• **Exercise 1**
In the DocuChat AI description below, what does the app use for fast similarity search and retrieval?
• **Exercise 2**
Continue the DocuChat AI description below, picking up after its final line.

DocuChat AI is a RAG-powered application that allows users to upload PDF documents and interact with them using natural language queries. The app extracts text from PDFs, processes it into embeddings, and enables users to ask questions about the content using AI-powered responses.
- Upload PDFs: Supports multiple PDF file uploads.
- Text Extraction: Extracts text from uploaded PDFs.
- Chunking & Embeddings: Processes text into meaningful chunks and stores them in a vector database.
- AI-Powered Chat: Ask questions and get intelligent responses based on document content.
- Efficient Processing: Uses FAISS for fast similarity search and retrieval.

• **Supplied entries**
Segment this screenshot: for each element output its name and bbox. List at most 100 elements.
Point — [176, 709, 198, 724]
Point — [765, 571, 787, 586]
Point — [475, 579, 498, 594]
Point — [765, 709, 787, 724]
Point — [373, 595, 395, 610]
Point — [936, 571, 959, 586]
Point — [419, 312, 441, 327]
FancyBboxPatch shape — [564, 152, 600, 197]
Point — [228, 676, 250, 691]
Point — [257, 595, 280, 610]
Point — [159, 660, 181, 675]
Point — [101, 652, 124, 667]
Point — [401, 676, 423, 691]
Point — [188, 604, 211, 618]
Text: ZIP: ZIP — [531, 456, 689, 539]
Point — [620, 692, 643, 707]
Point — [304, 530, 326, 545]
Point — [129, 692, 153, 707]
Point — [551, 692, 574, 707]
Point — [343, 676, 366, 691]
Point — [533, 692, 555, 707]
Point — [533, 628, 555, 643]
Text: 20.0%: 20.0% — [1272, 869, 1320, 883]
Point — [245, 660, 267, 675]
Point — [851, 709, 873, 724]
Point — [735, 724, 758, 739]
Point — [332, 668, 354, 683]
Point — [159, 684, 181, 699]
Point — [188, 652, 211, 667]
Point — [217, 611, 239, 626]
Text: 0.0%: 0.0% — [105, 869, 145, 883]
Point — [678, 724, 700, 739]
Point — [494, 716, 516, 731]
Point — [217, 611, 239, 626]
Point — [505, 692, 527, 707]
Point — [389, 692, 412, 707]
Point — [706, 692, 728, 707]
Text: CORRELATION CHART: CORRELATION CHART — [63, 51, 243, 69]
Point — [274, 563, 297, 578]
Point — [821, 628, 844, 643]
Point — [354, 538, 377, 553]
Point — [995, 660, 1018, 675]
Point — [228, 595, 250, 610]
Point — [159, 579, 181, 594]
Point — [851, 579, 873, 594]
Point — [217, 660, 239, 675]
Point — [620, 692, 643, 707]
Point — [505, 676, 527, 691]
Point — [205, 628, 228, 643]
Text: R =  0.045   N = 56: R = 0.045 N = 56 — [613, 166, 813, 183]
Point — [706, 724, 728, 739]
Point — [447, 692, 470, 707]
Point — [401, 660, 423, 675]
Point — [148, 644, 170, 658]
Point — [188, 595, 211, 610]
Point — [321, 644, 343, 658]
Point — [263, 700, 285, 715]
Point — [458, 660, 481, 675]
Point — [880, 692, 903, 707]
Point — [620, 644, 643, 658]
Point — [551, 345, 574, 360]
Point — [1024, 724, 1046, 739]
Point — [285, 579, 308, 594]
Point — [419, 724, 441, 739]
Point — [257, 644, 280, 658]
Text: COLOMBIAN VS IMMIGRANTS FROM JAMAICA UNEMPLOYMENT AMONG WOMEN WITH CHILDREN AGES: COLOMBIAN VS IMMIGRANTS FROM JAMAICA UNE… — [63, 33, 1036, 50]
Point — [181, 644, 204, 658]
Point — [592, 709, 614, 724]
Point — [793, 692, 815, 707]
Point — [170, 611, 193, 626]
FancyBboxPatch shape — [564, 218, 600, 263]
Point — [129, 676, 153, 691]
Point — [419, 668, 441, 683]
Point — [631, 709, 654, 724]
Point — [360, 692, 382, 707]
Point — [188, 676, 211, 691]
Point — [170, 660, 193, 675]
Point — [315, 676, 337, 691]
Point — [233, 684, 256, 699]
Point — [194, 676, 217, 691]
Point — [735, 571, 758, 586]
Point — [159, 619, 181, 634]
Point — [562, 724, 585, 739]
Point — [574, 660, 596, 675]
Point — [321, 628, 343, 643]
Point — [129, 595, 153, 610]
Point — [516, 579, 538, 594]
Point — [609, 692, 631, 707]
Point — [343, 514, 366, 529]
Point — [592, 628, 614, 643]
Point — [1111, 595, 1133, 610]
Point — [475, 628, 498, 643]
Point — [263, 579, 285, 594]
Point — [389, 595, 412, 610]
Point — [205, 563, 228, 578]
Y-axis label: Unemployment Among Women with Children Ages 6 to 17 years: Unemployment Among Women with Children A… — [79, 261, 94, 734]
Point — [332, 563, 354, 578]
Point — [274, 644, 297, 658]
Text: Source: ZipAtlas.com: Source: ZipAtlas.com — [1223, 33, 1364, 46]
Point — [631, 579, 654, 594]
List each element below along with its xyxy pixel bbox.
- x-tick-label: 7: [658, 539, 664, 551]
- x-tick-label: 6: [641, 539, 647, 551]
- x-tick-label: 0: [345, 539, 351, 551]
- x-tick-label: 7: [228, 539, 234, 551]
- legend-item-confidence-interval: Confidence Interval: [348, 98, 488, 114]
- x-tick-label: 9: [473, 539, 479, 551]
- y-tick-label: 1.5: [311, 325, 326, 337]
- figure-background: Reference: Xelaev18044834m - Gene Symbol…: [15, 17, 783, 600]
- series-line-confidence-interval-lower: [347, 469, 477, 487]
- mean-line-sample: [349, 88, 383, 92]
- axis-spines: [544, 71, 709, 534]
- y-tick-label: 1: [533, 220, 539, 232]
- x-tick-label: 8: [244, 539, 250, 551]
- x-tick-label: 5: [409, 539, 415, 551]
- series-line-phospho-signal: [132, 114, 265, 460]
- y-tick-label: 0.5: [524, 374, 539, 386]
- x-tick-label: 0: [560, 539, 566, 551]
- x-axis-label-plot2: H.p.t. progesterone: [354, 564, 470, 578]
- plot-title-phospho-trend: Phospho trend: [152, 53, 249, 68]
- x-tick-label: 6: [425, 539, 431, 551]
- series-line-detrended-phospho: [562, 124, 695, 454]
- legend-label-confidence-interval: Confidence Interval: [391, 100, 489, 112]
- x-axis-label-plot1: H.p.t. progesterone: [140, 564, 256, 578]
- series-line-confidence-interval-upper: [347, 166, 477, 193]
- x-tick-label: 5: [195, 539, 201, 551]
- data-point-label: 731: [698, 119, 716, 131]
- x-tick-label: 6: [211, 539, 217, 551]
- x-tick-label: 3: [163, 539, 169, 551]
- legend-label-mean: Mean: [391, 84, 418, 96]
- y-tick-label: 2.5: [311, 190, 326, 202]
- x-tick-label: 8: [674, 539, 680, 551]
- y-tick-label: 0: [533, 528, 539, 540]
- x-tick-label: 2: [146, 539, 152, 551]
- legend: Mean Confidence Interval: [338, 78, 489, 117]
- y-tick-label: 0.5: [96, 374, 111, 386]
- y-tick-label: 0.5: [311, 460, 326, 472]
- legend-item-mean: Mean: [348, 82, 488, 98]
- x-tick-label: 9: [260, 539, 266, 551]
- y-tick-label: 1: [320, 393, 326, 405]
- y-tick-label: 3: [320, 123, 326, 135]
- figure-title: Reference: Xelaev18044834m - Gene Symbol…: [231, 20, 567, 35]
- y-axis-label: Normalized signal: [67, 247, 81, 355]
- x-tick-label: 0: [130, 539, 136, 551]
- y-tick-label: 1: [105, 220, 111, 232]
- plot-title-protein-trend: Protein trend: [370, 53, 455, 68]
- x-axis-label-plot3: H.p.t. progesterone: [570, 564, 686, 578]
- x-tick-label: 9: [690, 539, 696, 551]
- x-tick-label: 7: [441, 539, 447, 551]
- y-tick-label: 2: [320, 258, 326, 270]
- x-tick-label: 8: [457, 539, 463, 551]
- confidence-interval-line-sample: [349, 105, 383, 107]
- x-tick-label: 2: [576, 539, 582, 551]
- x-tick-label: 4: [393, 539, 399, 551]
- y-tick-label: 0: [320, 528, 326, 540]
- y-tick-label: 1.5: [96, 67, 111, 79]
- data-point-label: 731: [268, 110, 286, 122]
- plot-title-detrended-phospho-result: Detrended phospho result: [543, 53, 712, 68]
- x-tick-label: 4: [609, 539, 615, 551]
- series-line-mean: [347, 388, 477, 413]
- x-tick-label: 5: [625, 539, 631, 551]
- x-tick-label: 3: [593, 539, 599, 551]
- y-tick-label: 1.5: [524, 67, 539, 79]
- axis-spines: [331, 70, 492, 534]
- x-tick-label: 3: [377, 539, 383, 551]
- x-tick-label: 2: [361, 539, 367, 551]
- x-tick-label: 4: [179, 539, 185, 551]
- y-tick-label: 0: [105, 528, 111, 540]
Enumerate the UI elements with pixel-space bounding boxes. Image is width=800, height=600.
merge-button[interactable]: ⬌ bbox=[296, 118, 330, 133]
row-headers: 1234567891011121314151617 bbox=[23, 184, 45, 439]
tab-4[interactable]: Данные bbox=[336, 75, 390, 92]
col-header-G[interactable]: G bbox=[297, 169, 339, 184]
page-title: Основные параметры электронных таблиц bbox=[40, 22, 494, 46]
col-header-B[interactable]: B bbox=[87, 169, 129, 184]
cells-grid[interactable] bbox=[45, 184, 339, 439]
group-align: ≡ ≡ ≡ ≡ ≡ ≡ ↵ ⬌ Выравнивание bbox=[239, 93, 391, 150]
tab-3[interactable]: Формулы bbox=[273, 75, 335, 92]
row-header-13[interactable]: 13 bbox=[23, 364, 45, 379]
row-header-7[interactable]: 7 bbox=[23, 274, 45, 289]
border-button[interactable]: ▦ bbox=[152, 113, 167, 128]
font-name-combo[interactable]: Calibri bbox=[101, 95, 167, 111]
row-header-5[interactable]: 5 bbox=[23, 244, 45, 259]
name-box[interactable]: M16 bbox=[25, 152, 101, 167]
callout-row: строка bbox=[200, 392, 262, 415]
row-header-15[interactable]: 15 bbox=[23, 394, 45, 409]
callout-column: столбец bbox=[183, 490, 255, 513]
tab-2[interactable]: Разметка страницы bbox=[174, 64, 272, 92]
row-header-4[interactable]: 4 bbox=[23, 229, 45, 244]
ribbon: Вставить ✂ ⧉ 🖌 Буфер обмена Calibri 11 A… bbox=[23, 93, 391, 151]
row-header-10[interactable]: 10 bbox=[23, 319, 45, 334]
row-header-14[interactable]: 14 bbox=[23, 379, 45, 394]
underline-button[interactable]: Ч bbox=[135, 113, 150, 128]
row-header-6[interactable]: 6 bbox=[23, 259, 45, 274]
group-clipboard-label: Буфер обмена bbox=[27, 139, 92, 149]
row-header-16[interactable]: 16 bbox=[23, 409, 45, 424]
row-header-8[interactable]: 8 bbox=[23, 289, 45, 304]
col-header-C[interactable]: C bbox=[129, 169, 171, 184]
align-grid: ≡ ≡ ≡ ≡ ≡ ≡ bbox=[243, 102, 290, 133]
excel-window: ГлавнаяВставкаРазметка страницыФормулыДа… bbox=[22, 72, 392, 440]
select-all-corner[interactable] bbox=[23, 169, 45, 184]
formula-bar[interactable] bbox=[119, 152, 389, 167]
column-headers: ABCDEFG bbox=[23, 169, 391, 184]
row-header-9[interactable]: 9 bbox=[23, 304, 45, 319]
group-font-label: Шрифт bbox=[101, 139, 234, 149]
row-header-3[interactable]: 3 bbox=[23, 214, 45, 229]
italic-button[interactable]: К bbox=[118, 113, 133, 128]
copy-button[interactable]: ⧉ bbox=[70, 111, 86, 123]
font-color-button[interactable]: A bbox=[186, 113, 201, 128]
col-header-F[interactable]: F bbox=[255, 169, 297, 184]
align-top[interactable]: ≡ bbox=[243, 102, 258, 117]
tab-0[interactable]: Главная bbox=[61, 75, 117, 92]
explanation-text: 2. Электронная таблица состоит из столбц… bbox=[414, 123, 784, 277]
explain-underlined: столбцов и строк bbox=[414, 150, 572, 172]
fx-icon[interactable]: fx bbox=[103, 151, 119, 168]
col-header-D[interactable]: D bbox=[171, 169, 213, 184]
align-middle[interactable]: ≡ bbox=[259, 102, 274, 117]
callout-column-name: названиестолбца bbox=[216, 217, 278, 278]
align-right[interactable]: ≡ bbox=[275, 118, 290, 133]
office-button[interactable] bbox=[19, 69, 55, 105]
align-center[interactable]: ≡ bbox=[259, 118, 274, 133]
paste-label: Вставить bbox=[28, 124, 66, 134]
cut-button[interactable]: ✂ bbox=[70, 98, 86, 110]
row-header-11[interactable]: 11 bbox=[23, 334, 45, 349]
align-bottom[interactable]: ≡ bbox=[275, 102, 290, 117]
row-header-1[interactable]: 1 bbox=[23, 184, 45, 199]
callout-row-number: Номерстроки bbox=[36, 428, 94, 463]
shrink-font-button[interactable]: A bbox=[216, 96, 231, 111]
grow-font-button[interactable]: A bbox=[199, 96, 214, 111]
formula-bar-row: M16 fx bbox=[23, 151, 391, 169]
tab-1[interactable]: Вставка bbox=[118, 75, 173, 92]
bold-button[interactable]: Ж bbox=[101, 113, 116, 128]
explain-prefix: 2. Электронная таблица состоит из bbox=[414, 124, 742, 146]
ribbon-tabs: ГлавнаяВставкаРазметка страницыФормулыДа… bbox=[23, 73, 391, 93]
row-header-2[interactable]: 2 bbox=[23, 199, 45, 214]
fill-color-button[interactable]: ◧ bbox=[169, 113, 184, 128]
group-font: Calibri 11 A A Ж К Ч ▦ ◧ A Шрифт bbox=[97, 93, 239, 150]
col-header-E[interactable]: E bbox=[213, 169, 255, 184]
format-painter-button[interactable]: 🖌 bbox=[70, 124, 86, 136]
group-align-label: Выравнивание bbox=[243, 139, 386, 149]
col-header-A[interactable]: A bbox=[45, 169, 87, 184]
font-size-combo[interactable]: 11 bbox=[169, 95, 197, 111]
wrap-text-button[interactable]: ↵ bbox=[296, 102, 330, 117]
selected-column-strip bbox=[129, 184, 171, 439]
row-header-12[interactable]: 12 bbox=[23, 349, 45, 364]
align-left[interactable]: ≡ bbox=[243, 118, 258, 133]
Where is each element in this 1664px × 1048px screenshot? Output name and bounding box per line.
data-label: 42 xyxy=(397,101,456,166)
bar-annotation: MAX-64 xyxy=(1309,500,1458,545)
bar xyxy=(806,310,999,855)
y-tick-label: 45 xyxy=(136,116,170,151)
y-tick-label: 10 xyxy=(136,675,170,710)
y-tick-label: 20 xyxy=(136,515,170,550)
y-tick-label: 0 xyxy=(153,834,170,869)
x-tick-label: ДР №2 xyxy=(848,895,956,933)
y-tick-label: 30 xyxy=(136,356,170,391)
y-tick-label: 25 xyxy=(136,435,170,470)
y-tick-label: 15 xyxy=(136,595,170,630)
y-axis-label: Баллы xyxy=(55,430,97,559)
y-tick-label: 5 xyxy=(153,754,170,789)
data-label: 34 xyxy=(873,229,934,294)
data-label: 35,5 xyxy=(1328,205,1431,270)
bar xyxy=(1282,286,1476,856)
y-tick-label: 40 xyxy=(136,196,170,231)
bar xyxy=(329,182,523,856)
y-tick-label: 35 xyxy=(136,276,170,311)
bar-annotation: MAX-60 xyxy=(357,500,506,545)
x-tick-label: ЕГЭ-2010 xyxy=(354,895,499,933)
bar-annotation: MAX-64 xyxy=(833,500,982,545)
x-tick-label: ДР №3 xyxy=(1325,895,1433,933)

• **Task response 1**
FAISS

• **Task response 2**
DocuChat/
│── app.py # Main Streamlit application
│── src/ # Source code directory
│ │── config.py # configures Gemini
│ │── pdf_processing.py # Handles PDF text extraction and chunking
│ │── prompt_template.py # Handles prompt engineering and invokes llm
│ │── query_handler.py # Handles user queries and responses
│ │── vector_store.py # Manages FAISS vector database
│── requirements.txt # Required dependencies
│── README.md # Documentation
- Python
- Streamlit for UI
- PyPDF2 for text extraction
- FAISS for vector search
- HuggingFace Embeddings for text representations
- Google Gemini API for AI-powered responses
- Clone the repository:
git clone https://github.com/tejacherukuri/DocuChat.git cd DocuChat - Create and activate a virtual environment:
python -m venv env source env/bin/activate # On Windows use `env\Scripts\activate` - Install dependencies:
pip install -r requirements.txt
- Set up your Gemini API key:
export GEMINI_API_KEY="your_api_key" - Run the application:
streamlit run app.py - Upload a PDF and start chatting with your document!
- Support for additional document formats (e.g., Word, TXT).
- Enhanced summarization features.
- Improved AI response accuracy with fine-tuned models.